Keep only the lines that hold the string "color", filtering out the rest of the entries below.

# # # # # # #

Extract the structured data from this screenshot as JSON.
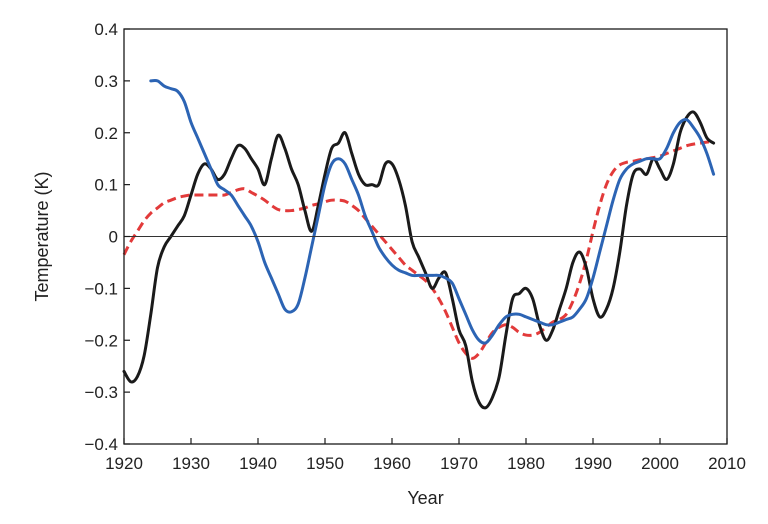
{
  "chart_data": {
    "type": "line",
    "title": "",
    "xlabel": "Year",
    "ylabel": "Temperature (K)",
    "xlim": [
      1920,
      2010
    ],
    "ylim": [
      -0.4,
      0.4
    ],
    "xticks": [
      1920,
      1930,
      1940,
      1950,
      1960,
      1970,
      1980,
      1990,
      2000,
      2010
    ],
    "yticks": [
      0.4,
      0.3,
      0.2,
      0.1,
      0,
      -0.1,
      -0.2,
      -0.3,
      -0.4
    ],
    "ytick_labels": [
      "0.4",
      "0.3",
      "0.2",
      "0.1",
      "0",
      "−0.1",
      "−0.2",
      "−0.3",
      "−0.4"
    ],
    "zero_line": true,
    "grid": false,
    "legend": "none",
    "series": [
      {
        "color": "#1a1a1a",
        "style": "solid",
        "x": [
          1920,
          1921,
          1922,
          1923,
          1924,
          1925,
          1926,
          1927,
          1928,
          1929,
          1930,
          1931,
          1932,
          1933,
          1934,
          1935,
          1936,
          1937,
          1938,
          1939,
          1940,
          1941,
          1942,
          1943,
          1944,
          1945,
          1946,
          1947,
          1948,
          1949,
          1950,
          1951,
          1952,
          1953,
          1954,
          1955,
          1956,
          1957,
          1958,
          1959,
          1960,
          1961,
          1962,
          1963,
          1964,
          1965,
          1966,
          1967,
          1968,
          1969,
          1970,
          1971,
          1972,
          1973,
          1974,
          1975,
          1976,
          1977,
          1978,
          1979,
          1980,
          1981,
          1982,
          1983,
          1984,
          1985,
          1986,
          1987,
          1988,
          1989,
          1990,
          1991,
          1992,
          1993,
          1994,
          1995,
          1996,
          1997,
          1998,
          1999,
          2000,
          2001,
          2002,
          2003,
          2004,
          2005,
          2006,
          2007,
          2008
        ],
        "y": [
          -0.26,
          -0.28,
          -0.27,
          -0.23,
          -0.15,
          -0.06,
          -0.02,
          0.0,
          0.02,
          0.04,
          0.08,
          0.12,
          0.14,
          0.13,
          0.11,
          0.12,
          0.15,
          0.175,
          0.17,
          0.15,
          0.13,
          0.1,
          0.15,
          0.195,
          0.17,
          0.13,
          0.1,
          0.05,
          0.01,
          0.06,
          0.12,
          0.17,
          0.18,
          0.2,
          0.16,
          0.12,
          0.1,
          0.1,
          0.1,
          0.14,
          0.14,
          0.11,
          0.06,
          -0.01,
          -0.04,
          -0.07,
          -0.1,
          -0.08,
          -0.07,
          -0.12,
          -0.18,
          -0.21,
          -0.28,
          -0.32,
          -0.33,
          -0.31,
          -0.27,
          -0.19,
          -0.12,
          -0.11,
          -0.1,
          -0.12,
          -0.17,
          -0.2,
          -0.18,
          -0.14,
          -0.1,
          -0.05,
          -0.03,
          -0.06,
          -0.12,
          -0.155,
          -0.14,
          -0.1,
          -0.03,
          0.06,
          0.12,
          0.13,
          0.12,
          0.15,
          0.13,
          0.11,
          0.14,
          0.2,
          0.23,
          0.24,
          0.22,
          0.19,
          0.18
        ]
      },
      {
        "color": "#2c64b4",
        "style": "solid",
        "x": [
          1924,
          1925,
          1926,
          1927,
          1928,
          1929,
          1930,
          1931,
          1932,
          1933,
          1934,
          1935,
          1936,
          1937,
          1938,
          1939,
          1940,
          1941,
          1942,
          1943,
          1944,
          1945,
          1946,
          1947,
          1948,
          1949,
          1950,
          1951,
          1952,
          1953,
          1954,
          1955,
          1956,
          1957,
          1958,
          1959,
          1960,
          1961,
          1962,
          1963,
          1964,
          1965,
          1966,
          1967,
          1968,
          1969,
          1970,
          1971,
          1972,
          1973,
          1974,
          1975,
          1976,
          1977,
          1978,
          1979,
          1980,
          1981,
          1982,
          1983,
          1984,
          1985,
          1986,
          1987,
          1988,
          1989,
          1990,
          1991,
          1992,
          1993,
          1994,
          1995,
          1996,
          1997,
          1998,
          1999,
          2000,
          2001,
          2002,
          2003,
          2004,
          2005,
          2006,
          2007,
          2008
        ],
        "y": [
          0.3,
          0.3,
          0.29,
          0.285,
          0.28,
          0.26,
          0.22,
          0.19,
          0.16,
          0.13,
          0.1,
          0.09,
          0.08,
          0.06,
          0.04,
          0.02,
          -0.01,
          -0.05,
          -0.08,
          -0.11,
          -0.14,
          -0.145,
          -0.13,
          -0.08,
          -0.02,
          0.04,
          0.1,
          0.14,
          0.15,
          0.14,
          0.11,
          0.08,
          0.04,
          0.01,
          -0.02,
          -0.04,
          -0.055,
          -0.065,
          -0.07,
          -0.075,
          -0.075,
          -0.075,
          -0.075,
          -0.075,
          -0.08,
          -0.09,
          -0.12,
          -0.15,
          -0.18,
          -0.2,
          -0.205,
          -0.19,
          -0.17,
          -0.155,
          -0.15,
          -0.15,
          -0.155,
          -0.16,
          -0.165,
          -0.17,
          -0.17,
          -0.165,
          -0.16,
          -0.155,
          -0.14,
          -0.12,
          -0.08,
          -0.03,
          0.02,
          0.07,
          0.11,
          0.13,
          0.14,
          0.145,
          0.15,
          0.15,
          0.15,
          0.17,
          0.2,
          0.22,
          0.225,
          0.21,
          0.19,
          0.16,
          0.12
        ]
      },
      {
        "color": "#e23a3a",
        "style": "dashed",
        "x": [
          1920,
          1921,
          1922,
          1923,
          1924,
          1925,
          1926,
          1927,
          1928,
          1929,
          1930,
          1931,
          1932,
          1933,
          1934,
          1935,
          1936,
          1937,
          1938,
          1939,
          1940,
          1941,
          1942,
          1943,
          1944,
          1945,
          1946,
          1947,
          1948,
          1949,
          1950,
          1951,
          1952,
          1953,
          1954,
          1955,
          1956,
          1957,
          1958,
          1959,
          1960,
          1961,
          1962,
          1963,
          1964,
          1965,
          1966,
          1967,
          1968,
          1969,
          1970,
          1971,
          1972,
          1973,
          1974,
          1975,
          1976,
          1977,
          1978,
          1979,
          1980,
          1981,
          1982,
          1983,
          1984,
          1985,
          1986,
          1987,
          1988,
          1989,
          1990,
          1991,
          1992,
          1993,
          1994,
          1995,
          1996,
          1997,
          1998,
          1999,
          2000,
          2001,
          2002,
          2003,
          2004,
          2005,
          2006,
          2007,
          2008
        ],
        "y": [
          -0.035,
          -0.01,
          0.01,
          0.03,
          0.045,
          0.055,
          0.065,
          0.07,
          0.075,
          0.078,
          0.08,
          0.08,
          0.08,
          0.08,
          0.08,
          0.08,
          0.085,
          0.09,
          0.092,
          0.085,
          0.078,
          0.07,
          0.06,
          0.052,
          0.05,
          0.05,
          0.052,
          0.055,
          0.06,
          0.063,
          0.067,
          0.07,
          0.07,
          0.068,
          0.06,
          0.05,
          0.035,
          0.02,
          0.005,
          -0.01,
          -0.025,
          -0.04,
          -0.055,
          -0.065,
          -0.075,
          -0.085,
          -0.1,
          -0.12,
          -0.145,
          -0.175,
          -0.205,
          -0.225,
          -0.235,
          -0.225,
          -0.205,
          -0.185,
          -0.175,
          -0.17,
          -0.175,
          -0.185,
          -0.19,
          -0.19,
          -0.185,
          -0.175,
          -0.165,
          -0.16,
          -0.15,
          -0.125,
          -0.09,
          -0.045,
          0.01,
          0.06,
          0.1,
          0.125,
          0.138,
          0.143,
          0.145,
          0.148,
          0.15,
          0.152,
          0.155,
          0.16,
          0.165,
          0.17,
          0.175,
          0.178,
          0.18,
          0.182,
          0.183
        ]
      }
    ]
  }
}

# # # # # # #

* [WRITTEN ANSWER]:
        "color": "#1a1a1a",
        "color": "#2c64b4",
        "color": "#e23a3a",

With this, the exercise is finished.